-- Begin Extracted material --
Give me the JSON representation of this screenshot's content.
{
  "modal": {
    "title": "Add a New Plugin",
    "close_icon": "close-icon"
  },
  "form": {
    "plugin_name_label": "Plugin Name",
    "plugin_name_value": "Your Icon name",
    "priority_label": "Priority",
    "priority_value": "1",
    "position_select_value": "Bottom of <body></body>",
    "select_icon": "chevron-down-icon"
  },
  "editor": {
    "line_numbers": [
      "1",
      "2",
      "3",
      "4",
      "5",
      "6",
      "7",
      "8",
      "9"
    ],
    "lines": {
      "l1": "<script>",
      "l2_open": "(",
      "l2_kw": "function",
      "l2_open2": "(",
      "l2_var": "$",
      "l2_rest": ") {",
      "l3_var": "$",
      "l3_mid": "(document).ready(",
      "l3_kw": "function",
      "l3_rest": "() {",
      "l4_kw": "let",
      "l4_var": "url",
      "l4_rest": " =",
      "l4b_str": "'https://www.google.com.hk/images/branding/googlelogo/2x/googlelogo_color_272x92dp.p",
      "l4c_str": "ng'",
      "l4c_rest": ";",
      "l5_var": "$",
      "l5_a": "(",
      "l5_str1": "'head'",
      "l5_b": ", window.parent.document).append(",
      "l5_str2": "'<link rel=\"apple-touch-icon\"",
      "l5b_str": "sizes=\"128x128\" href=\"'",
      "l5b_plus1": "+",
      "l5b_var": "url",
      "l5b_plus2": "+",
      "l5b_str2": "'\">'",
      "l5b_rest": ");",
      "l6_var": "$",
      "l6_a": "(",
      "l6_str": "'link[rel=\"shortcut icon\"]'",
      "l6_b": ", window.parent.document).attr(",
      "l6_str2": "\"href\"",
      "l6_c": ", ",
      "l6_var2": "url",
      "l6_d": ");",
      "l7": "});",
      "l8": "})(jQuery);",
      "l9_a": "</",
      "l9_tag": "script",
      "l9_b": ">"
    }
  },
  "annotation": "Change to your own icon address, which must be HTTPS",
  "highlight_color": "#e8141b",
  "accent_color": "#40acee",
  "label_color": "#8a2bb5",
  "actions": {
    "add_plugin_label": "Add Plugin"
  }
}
-- End Extracted material --
> Requirement
Print all of the entries again, exactly as written.

> Answer to the problem
Give me the JSON representation of this screenshot's content.
{
  "modal": {
    "title": "Add a New Plugin",
    "close_icon": "close-icon"
  },
  "form": {
    "plugin_name_label": "Plugin Name",
    "plugin_name_value": "Your Icon name",
    "priority_label": "Priority",
    "priority_value": "1",
    "position_select_value": "Bottom of <body></body>",
    "select_icon": "chevron-down-icon"
  },
  "editor": {
    "line_numbers": [
      "1",
      "2",
      "3",
      "4",
      "5",
      "6",
      "7",
      "8",
      "9"
    ],
    "lines": {
      "l1": "<script>",
      "l2_open": "(",
      "l2_kw": "function",
      "l2_open2": "(",
      "l2_var": "$",
      "l2_rest": ") {",
      "l3_var": "$",
      "l3_mid": "(document).ready(",
      "l3_kw": "function",
      "l3_rest": "() {",
      "l4_kw": "let",
      "l4_var": "url",
      "l4_rest": " =",
      "l4b_str": "'https://www.google.com.hk/images/branding/googlelogo/2x/googlelogo_color_272x92dp.p",
      "l4c_str": "ng'",
      "l4c_rest": ";",
      "l5_var": "$",
      "l5_a": "(",
      "l5_str1": "'head'",
      "l5_b": ", window.parent.document).append(",
      "l5_str2": "'<link rel=\"apple-touch-icon\"",
      "l5b_str": "sizes=\"128x128\" href=\"'",
      "l5b_plus1": "+",
      "l5b_var": "url",
      "l5b_plus2": "+",
      "l5b_str2": "'\">'",
      "l5b_rest": ");",
      "l6_var": "$",
      "l6_a": "(",
      "l6_str": "'link[rel=\"shortcut icon\"]'",
      "l6_b": ", window.parent.document).attr(",
      "l6_str2": "\"href\"",
      "l6_c": ", ",
      "l6_var2": "url",
      "l6_d": ");",
      "l7": "});",
      "l8": "})(jQuery);",
      "l9_a": "</",
      "l9_tag": "script",
      "l9_b": ">"
    }
  },
  "annotation": "Change to your own icon address, which must be HTTPS",
  "highlight_color": "#e8141b",
  "accent_color": "#40acee",
  "label_color": "#8a2bb5",
  "actions": {
    "add_plugin_label": "Add Plugin"
  }
}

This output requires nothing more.